-------- LISTED ENTRIES

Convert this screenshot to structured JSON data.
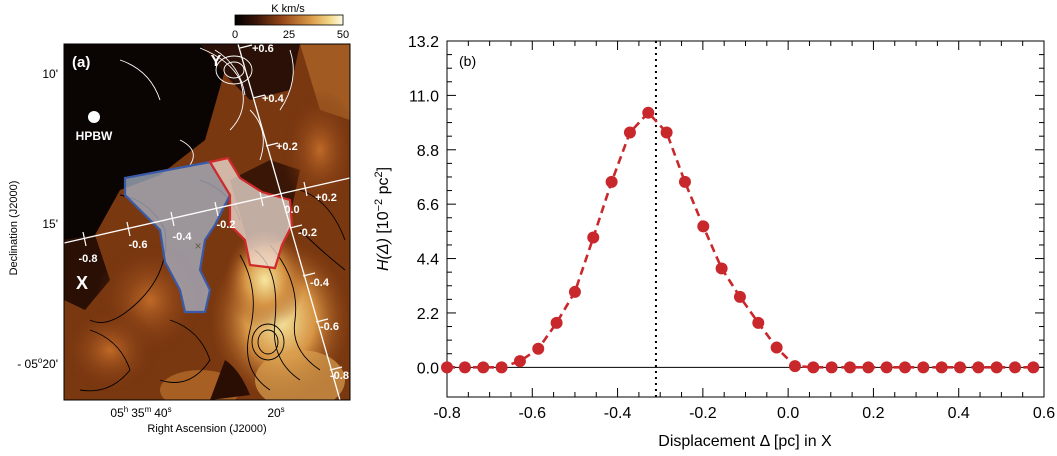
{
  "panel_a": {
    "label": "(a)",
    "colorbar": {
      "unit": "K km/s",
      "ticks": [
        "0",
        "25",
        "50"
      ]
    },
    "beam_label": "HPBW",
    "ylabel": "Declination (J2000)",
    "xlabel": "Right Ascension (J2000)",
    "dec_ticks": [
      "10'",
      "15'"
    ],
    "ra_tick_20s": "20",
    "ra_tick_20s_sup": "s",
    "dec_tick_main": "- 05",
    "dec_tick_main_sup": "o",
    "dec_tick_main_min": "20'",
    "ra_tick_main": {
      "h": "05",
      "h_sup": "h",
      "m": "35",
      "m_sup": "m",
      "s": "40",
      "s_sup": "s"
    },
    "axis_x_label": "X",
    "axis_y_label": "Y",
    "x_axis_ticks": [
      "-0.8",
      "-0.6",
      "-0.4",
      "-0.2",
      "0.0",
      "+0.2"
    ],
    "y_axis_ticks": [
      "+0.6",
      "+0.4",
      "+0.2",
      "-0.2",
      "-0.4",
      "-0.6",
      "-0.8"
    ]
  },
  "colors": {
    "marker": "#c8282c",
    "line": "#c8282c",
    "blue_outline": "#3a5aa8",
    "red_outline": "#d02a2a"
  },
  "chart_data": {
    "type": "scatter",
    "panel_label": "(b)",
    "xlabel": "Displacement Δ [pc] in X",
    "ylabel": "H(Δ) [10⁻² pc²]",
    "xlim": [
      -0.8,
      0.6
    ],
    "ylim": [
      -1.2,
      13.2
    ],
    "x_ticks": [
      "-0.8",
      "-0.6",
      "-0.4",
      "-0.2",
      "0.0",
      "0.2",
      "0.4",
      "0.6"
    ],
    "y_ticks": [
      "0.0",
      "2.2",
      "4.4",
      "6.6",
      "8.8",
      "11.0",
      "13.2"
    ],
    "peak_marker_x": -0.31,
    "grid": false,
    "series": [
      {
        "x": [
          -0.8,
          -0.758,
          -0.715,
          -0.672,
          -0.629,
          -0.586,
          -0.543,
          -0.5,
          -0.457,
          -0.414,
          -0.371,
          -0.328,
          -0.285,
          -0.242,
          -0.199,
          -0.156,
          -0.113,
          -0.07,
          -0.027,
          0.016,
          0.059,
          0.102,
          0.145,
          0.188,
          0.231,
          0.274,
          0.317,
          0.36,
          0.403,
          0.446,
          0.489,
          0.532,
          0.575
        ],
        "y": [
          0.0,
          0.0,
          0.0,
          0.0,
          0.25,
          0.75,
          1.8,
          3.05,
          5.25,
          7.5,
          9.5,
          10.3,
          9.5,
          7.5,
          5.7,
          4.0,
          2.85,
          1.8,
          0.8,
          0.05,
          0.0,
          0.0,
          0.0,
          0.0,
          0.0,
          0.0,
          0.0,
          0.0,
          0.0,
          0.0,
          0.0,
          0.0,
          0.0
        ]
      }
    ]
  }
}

----------------

Restate the records above in full, word for word. Keep pictures out.

-- WRITTEN RESPONSE --
Convert this screenshot to structured JSON data.
{
  "panel_a": {
    "label": "(a)",
    "colorbar": {
      "unit": "K km/s",
      "ticks": [
        "0",
        "25",
        "50"
      ]
    },
    "beam_label": "HPBW",
    "ylabel": "Declination (J2000)",
    "xlabel": "Right Ascension (J2000)",
    "dec_ticks": [
      "10'",
      "15'"
    ],
    "ra_tick_20s": "20",
    "ra_tick_20s_sup": "s",
    "dec_tick_main": "- 05",
    "dec_tick_main_sup": "o",
    "dec_tick_main_min": "20'",
    "ra_tick_main": {
      "h": "05",
      "h_sup": "h",
      "m": "35",
      "m_sup": "m",
      "s": "40",
      "s_sup": "s"
    },
    "axis_x_label": "X",
    "axis_y_label": "Y",
    "x_axis_ticks": [
      "-0.8",
      "-0.6",
      "-0.4",
      "-0.2",
      "0.0",
      "+0.2"
    ],
    "y_axis_ticks": [
      "+0.6",
      "+0.4",
      "+0.2",
      "-0.2",
      "-0.4",
      "-0.6",
      "-0.8"
    ]
  },
  "colors": {
    "marker": "#c8282c",
    "line": "#c8282c",
    "blue_outline": "#3a5aa8",
    "red_outline": "#d02a2a"
  },
  "chart_data": {
    "type": "scatter",
    "panel_label": "(b)",
    "xlabel": "Displacement Δ [pc] in X",
    "ylabel": "H(Δ) [10⁻² pc²]",
    "xlim": [
      -0.8,
      0.6
    ],
    "ylim": [
      -1.2,
      13.2
    ],
    "x_ticks": [
      "-0.8",
      "-0.6",
      "-0.4",
      "-0.2",
      "0.0",
      "0.2",
      "0.4",
      "0.6"
    ],
    "y_ticks": [
      "0.0",
      "2.2",
      "4.4",
      "6.6",
      "8.8",
      "11.0",
      "13.2"
    ],
    "peak_marker_x": -0.31,
    "grid": false,
    "series": [
      {
        "x": [
          -0.8,
          -0.758,
          -0.715,
          -0.672,
          -0.629,
          -0.586,
          -0.543,
          -0.5,
          -0.457,
          -0.414,
          -0.371,
          -0.328,
          -0.285,
          -0.242,
          -0.199,
          -0.156,
          -0.113,
          -0.07,
          -0.027,
          0.016,
          0.059,
          0.102,
          0.145,
          0.188,
          0.231,
          0.274,
          0.317,
          0.36,
          0.403,
          0.446,
          0.489,
          0.532,
          0.575
        ],
        "y": [
          0.0,
          0.0,
          0.0,
          0.0,
          0.25,
          0.75,
          1.8,
          3.05,
          5.25,
          7.5,
          9.5,
          10.3,
          9.5,
          7.5,
          5.7,
          4.0,
          2.85,
          1.8,
          0.8,
          0.05,
          0.0,
          0.0,
          0.0,
          0.0,
          0.0,
          0.0,
          0.0,
          0.0,
          0.0,
          0.0,
          0.0,
          0.0,
          0.0
        ]
      }
    ]
  }
}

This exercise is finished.